PROBLEM STATEMENT → Extract, exactly as written, all lines of the material below from the line that includes "What's the underlying" through its last line.

DATASET ROWS →
——————————
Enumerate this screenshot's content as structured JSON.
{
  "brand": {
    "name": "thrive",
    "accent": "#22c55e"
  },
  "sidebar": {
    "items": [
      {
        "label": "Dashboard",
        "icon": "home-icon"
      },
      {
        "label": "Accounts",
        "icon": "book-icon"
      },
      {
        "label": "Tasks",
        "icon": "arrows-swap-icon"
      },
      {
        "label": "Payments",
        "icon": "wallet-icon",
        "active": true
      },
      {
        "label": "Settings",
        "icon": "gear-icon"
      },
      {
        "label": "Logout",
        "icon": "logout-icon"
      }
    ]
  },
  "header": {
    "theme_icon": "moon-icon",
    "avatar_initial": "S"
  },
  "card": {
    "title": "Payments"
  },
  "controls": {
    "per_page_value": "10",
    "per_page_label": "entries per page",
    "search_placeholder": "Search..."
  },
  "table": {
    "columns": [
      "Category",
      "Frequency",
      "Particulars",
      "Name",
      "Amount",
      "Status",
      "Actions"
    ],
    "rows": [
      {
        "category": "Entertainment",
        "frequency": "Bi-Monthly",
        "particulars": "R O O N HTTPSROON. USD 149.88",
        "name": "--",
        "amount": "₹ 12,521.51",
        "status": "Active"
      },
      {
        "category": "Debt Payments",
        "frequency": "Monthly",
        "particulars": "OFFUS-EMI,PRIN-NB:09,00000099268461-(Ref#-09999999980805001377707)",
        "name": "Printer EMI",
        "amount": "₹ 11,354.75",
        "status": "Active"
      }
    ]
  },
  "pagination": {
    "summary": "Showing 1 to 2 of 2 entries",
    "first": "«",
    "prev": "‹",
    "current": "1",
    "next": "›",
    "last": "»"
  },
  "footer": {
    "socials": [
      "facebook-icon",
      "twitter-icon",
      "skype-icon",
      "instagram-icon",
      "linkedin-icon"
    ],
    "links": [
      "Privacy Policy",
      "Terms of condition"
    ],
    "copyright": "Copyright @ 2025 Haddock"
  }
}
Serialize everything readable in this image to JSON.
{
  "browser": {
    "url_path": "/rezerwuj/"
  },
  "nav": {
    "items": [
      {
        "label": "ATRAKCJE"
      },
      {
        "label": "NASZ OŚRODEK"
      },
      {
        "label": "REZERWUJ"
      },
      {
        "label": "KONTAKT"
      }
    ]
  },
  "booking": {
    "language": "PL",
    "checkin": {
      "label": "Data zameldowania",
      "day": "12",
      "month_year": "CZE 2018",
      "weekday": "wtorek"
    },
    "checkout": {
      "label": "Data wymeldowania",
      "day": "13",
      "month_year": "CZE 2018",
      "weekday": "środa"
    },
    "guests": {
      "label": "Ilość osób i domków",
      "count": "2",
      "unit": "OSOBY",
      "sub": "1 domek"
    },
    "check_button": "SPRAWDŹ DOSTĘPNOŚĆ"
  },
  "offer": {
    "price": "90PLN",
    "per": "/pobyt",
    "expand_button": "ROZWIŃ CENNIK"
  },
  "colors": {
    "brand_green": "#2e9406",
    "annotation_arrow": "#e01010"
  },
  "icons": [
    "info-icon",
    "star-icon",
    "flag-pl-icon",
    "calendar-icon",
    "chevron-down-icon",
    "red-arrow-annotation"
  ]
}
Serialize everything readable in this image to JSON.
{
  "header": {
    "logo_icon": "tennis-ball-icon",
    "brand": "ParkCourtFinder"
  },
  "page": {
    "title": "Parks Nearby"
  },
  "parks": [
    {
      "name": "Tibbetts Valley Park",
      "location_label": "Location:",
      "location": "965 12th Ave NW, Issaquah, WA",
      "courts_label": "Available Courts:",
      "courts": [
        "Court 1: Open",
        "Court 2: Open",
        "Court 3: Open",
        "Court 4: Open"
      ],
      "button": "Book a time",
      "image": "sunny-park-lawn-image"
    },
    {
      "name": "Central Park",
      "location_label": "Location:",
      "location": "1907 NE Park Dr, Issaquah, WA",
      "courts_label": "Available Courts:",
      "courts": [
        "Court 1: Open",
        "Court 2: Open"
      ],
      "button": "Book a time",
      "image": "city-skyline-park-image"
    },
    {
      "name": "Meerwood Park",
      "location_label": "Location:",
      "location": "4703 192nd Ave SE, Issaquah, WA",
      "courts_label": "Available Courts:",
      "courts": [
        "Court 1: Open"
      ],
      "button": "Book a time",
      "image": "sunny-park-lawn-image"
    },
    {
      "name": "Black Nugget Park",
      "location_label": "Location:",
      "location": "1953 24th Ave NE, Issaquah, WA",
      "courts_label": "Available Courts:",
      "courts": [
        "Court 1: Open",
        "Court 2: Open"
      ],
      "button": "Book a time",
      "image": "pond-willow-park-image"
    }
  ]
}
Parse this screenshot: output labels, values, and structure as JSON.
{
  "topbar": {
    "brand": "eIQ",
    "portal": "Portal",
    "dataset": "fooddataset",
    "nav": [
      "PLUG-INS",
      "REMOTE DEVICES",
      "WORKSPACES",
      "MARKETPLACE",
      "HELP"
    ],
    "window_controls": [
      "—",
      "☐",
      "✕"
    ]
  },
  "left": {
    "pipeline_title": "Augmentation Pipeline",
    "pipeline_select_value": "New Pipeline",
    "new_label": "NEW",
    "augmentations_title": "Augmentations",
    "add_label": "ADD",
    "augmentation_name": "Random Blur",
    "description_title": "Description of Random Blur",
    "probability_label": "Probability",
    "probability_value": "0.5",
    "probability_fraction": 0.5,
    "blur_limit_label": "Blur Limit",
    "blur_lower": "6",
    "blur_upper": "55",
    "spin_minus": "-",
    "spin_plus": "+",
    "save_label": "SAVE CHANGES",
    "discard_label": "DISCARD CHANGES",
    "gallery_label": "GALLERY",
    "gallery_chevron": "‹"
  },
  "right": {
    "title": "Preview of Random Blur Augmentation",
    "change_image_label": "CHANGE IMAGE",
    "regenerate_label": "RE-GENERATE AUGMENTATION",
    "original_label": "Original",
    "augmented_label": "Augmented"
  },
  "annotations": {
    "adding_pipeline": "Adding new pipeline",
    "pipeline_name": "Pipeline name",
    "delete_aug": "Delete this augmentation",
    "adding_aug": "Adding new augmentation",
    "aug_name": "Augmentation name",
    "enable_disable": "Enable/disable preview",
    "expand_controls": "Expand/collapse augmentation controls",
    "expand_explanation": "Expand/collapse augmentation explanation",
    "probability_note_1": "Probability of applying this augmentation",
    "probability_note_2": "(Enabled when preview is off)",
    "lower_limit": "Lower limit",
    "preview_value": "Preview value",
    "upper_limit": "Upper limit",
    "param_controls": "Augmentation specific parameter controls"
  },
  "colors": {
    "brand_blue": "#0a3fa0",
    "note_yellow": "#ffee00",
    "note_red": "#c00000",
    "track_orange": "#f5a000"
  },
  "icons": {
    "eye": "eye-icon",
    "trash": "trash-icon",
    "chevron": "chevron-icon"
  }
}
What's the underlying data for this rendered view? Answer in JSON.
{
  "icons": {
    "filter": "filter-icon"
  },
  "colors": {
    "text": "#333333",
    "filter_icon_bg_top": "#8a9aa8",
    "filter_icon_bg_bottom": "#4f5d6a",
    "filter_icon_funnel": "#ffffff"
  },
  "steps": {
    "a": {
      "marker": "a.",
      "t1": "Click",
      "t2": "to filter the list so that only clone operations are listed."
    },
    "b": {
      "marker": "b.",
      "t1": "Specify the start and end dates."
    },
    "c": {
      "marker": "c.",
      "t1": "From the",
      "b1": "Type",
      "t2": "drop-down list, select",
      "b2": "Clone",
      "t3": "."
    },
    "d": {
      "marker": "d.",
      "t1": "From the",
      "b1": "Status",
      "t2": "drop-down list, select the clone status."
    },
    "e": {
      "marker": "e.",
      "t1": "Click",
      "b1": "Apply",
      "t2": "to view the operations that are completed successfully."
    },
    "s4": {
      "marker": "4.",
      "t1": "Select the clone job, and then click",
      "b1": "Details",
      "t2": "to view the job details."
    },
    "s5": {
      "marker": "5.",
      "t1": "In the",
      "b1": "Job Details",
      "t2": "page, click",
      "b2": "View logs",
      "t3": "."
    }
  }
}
——————————
TASK OUTPUT →
What's the underlying data for this rendered view? Answer in JSON.
{
  "icons": {
    "filter": "filter-icon"
  },
  "colors": {
    "text": "#333333",
    "filter_icon_bg_top": "#8a9aa8",
    "filter_icon_bg_bottom": "#4f5d6a",
    "filter_icon_funnel": "#ffffff"
  },
  "steps": {
    "a": {
      "marker": "a.",
      "t1": "Click",
      "t2": "to filter the list so that only clone operations are listed."
    },
    "b": {
      "marker": "b.",
      "t1": "Specify the start and end dates."
    },
    "c": {
      "marker": "c.",
      "t1": "From the",
      "b1": "Type",
      "t2": "drop-down list, select",
      "b2": "Clone",
      "t3": "."
    },
    "d": {
      "marker": "d.",
      "t1": "From the",
      "b1": "Status",
      "t2": "drop-down list, select the clone status."
    },
    "e": {
      "marker": "e.",
      "t1": "Click",
      "b1": "Apply",
      "t2": "to view the operations that are completed successfully."
    },
    "s4": {
      "marker": "4.",
      "t1": "Select the clone job, and then click",
      "b1": "Details",
      "t2": "to view the job details."
    },
    "s5": {
      "marker": "5.",
      "t1": "In the",
      "b1": "Job Details",
      "t2": "page, click",
      "b2": "View logs",
      "t3": "."
    }
  }
}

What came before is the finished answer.